Each record that follows should be repeated exactly, minus any images.

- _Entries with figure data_

-- start --

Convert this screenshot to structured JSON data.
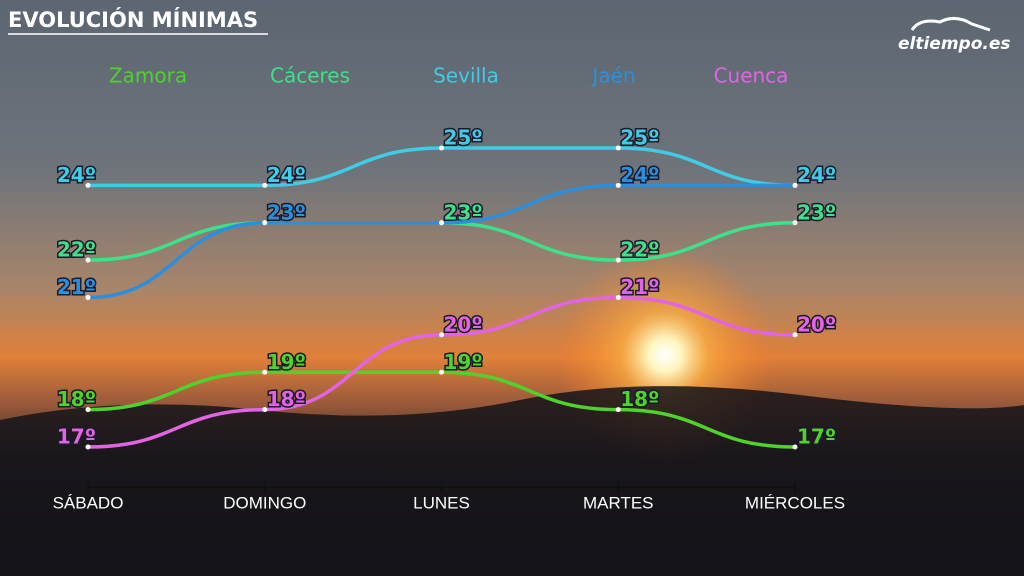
{
  "chart_data": {
    "type": "line",
    "title": "EVOLUCIÓN MÍNIMAS",
    "logo": "eltiempo.es",
    "categories": [
      "SÁBADO",
      "DOMINGO",
      "LUNES",
      "MARTES",
      "MIÉRCOLES"
    ],
    "series": [
      {
        "name": "Zamora",
        "color": "#4fd22c",
        "values": [
          18,
          19,
          19,
          18,
          17
        ],
        "value_labels": [
          "18º",
          "19º",
          "19º",
          "18º",
          "17º"
        ]
      },
      {
        "name": "Cáceres",
        "color": "#3ee08a",
        "values": [
          22,
          23,
          23,
          22,
          23
        ],
        "value_labels": [
          "22º",
          null,
          "23º",
          "22º",
          "23º"
        ]
      },
      {
        "name": "Sevilla",
        "color": "#40cbe6",
        "values": [
          24,
          24,
          25,
          25,
          24
        ],
        "value_labels": [
          "24º",
          "24º",
          "25º",
          "25º",
          "24º"
        ]
      },
      {
        "name": "Jaén",
        "color": "#2b8fdc",
        "values": [
          21,
          23,
          23,
          24,
          24
        ],
        "value_labels": [
          "21º",
          "23º",
          null,
          "24º",
          null
        ]
      },
      {
        "name": "Cuenca",
        "color": "#e264e4",
        "values": [
          17,
          18,
          20,
          21,
          20
        ],
        "value_labels": [
          "17º",
          "18º",
          "20º",
          "21º",
          "20º"
        ]
      }
    ]
  }
}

-- end --

- _Correct result_
Convert this screenshot to structured JSON data.
{
  "chart_data": {
    "type": "line",
    "title": "EVOLUCIÓN MÍNIMAS",
    "logo": "eltiempo.es",
    "categories": [
      "SÁBADO",
      "DOMINGO",
      "LUNES",
      "MARTES",
      "MIÉRCOLES"
    ],
    "series": [
      {
        "name": "Zamora",
        "color": "#4fd22c",
        "values": [
          18,
          19,
          19,
          18,
          17
        ],
        "value_labels": [
          "18º",
          "19º",
          "19º",
          "18º",
          "17º"
        ]
      },
      {
        "name": "Cáceres",
        "color": "#3ee08a",
        "values": [
          22,
          23,
          23,
          22,
          23
        ],
        "value_labels": [
          "22º",
          null,
          "23º",
          "22º",
          "23º"
        ]
      },
      {
        "name": "Sevilla",
        "color": "#40cbe6",
        "values": [
          24,
          24,
          25,
          25,
          24
        ],
        "value_labels": [
          "24º",
          "24º",
          "25º",
          "25º",
          "24º"
        ]
      },
      {
        "name": "Jaén",
        "color": "#2b8fdc",
        "values": [
          21,
          23,
          23,
          24,
          24
        ],
        "value_labels": [
          "21º",
          "23º",
          null,
          "24º",
          null
        ]
      },
      {
        "name": "Cuenca",
        "color": "#e264e4",
        "values": [
          17,
          18,
          20,
          21,
          20
        ],
        "value_labels": [
          "17º",
          "18º",
          "20º",
          "21º",
          "20º"
        ]
      }
    ]
  }
}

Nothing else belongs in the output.